## START
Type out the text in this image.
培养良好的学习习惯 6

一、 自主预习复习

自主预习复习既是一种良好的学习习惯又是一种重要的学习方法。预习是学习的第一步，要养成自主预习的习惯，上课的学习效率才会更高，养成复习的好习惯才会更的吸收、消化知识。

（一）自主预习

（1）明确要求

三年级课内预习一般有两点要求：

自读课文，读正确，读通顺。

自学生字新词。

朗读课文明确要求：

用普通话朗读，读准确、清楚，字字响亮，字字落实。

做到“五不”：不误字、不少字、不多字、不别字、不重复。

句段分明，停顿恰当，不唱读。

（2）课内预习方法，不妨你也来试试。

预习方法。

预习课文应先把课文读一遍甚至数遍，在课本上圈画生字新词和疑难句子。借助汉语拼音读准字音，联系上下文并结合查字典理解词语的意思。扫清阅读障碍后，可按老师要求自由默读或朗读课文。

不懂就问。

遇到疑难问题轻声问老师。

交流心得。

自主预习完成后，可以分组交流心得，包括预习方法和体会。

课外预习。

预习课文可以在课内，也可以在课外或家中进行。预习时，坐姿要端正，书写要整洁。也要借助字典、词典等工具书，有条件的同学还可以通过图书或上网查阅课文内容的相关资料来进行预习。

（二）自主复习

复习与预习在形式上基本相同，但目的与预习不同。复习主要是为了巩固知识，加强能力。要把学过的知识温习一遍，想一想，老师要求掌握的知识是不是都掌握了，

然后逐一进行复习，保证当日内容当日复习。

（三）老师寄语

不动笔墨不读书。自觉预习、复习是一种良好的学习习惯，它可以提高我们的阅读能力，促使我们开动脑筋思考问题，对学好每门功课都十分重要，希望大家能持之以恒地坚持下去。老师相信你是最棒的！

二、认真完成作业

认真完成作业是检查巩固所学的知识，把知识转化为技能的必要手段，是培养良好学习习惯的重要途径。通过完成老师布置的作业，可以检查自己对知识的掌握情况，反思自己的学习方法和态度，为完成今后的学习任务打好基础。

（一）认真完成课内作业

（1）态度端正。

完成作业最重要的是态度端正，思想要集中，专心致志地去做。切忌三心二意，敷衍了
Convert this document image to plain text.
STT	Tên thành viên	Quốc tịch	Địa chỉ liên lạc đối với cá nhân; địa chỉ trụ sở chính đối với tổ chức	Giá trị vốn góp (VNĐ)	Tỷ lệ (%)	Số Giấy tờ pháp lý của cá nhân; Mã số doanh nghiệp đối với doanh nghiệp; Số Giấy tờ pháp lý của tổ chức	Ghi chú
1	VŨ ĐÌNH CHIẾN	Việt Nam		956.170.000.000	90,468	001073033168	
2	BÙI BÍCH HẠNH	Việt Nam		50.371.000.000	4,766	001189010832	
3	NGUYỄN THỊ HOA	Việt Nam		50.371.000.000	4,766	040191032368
## END
__TASK__:
Every line holding "this" should be copied out.

__RESULT__:
Type out the text in this image.
Convert this document image to plain text.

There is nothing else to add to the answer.